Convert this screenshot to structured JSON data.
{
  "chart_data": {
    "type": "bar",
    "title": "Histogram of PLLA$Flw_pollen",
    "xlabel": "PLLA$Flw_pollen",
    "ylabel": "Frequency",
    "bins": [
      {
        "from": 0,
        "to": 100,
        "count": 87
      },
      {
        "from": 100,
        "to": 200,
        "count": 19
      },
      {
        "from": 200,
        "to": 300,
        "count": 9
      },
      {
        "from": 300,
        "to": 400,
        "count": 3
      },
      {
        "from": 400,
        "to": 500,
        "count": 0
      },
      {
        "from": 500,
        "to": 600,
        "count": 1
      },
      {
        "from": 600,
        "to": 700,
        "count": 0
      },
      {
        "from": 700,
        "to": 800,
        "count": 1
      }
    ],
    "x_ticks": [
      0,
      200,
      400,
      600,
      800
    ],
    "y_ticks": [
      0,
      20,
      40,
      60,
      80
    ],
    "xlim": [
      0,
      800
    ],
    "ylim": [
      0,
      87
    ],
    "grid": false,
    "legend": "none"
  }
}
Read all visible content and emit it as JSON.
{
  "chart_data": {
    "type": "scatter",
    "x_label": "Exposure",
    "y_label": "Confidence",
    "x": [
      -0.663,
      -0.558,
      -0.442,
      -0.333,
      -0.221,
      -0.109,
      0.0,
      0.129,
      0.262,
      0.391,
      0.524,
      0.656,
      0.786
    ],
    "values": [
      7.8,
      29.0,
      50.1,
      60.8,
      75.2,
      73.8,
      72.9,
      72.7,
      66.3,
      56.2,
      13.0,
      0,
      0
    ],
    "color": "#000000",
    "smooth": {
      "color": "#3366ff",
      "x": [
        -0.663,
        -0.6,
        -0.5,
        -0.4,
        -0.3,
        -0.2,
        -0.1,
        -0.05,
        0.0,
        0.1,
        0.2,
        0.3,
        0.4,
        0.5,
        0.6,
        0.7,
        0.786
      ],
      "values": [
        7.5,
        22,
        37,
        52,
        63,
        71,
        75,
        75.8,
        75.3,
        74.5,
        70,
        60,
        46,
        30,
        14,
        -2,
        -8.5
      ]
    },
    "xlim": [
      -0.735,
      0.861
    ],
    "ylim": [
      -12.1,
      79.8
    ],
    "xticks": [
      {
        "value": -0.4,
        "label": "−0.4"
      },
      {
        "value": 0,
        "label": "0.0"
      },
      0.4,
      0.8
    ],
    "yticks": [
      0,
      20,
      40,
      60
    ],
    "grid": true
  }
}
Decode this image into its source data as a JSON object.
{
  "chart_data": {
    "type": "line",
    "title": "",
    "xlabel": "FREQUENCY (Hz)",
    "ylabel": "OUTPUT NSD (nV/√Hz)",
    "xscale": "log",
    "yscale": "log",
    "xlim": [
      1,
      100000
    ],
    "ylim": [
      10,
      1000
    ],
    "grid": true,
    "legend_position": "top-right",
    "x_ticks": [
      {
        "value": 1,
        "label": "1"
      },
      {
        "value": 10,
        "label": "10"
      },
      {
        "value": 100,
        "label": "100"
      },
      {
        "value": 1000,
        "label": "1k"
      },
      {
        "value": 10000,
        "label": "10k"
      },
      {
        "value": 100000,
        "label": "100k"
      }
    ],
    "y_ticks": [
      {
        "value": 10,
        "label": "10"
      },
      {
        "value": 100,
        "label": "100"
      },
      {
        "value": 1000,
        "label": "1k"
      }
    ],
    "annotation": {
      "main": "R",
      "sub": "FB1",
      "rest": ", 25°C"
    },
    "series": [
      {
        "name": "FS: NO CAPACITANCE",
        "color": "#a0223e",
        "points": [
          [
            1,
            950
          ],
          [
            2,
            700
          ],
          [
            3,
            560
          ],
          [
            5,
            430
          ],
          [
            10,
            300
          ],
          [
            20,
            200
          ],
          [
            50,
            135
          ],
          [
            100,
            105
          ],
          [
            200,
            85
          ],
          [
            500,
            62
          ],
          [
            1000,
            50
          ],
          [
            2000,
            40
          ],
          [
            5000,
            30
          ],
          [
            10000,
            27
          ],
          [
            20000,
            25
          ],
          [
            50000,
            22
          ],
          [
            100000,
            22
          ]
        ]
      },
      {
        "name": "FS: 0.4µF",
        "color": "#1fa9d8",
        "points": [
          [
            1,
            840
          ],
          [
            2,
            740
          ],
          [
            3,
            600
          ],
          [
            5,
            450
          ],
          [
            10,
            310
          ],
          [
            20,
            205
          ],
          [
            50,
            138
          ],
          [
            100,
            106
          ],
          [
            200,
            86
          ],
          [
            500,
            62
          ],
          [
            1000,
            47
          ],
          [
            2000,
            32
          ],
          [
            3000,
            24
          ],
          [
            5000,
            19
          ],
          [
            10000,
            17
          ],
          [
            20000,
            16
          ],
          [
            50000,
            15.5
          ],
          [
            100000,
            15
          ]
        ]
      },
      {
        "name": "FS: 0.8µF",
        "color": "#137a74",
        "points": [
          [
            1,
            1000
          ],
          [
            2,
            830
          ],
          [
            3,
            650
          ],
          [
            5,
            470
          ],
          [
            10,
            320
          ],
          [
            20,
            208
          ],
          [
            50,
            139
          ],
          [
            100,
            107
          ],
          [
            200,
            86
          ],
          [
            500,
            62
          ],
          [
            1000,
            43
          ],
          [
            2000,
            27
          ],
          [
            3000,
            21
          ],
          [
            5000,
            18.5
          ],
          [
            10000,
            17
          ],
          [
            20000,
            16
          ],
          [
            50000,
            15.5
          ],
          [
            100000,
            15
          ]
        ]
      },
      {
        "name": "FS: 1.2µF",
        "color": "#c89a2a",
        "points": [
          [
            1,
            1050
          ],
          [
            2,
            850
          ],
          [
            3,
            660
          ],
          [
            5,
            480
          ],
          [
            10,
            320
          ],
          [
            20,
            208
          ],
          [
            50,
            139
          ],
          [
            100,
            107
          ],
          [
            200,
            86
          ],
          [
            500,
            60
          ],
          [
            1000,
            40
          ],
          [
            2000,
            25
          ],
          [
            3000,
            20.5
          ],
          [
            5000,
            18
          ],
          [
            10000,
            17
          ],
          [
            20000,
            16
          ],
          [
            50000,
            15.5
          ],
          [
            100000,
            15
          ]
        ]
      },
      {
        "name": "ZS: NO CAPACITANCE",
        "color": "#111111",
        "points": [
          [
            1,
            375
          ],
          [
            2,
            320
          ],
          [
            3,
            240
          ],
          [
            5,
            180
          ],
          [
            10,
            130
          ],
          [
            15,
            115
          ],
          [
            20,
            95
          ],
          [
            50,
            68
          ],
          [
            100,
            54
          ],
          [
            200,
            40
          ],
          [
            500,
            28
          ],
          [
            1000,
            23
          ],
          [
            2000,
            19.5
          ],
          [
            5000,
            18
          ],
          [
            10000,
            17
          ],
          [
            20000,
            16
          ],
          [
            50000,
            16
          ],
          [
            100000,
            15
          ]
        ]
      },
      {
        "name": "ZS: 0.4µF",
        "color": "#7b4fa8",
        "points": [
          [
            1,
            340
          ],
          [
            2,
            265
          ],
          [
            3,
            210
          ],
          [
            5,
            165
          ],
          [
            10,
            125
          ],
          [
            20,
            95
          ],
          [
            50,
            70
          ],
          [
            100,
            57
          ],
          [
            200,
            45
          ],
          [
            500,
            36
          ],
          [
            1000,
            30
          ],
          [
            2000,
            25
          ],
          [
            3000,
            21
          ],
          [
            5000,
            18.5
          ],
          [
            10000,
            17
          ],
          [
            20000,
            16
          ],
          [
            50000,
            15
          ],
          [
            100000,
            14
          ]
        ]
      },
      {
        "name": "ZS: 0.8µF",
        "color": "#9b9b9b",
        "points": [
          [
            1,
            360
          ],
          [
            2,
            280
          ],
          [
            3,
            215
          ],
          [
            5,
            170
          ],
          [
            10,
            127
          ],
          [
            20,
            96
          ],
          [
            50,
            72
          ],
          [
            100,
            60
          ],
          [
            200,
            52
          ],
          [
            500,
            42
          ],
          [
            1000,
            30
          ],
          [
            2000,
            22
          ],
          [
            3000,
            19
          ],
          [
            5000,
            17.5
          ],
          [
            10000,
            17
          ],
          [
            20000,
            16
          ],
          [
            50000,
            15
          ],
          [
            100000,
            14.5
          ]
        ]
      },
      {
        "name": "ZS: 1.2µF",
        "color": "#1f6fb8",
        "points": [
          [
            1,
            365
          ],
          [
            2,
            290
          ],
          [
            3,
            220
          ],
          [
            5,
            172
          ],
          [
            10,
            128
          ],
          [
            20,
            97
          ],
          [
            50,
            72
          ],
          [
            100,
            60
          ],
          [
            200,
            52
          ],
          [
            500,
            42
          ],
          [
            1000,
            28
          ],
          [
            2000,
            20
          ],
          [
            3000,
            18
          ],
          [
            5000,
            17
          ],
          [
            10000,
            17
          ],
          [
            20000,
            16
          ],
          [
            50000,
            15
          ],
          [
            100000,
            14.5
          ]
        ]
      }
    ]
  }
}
########################################
TASK DETAILS »
Give the number of lines in the entries above that include the string "xlabel". No other output is expected.

ANSWER IN FULL »
2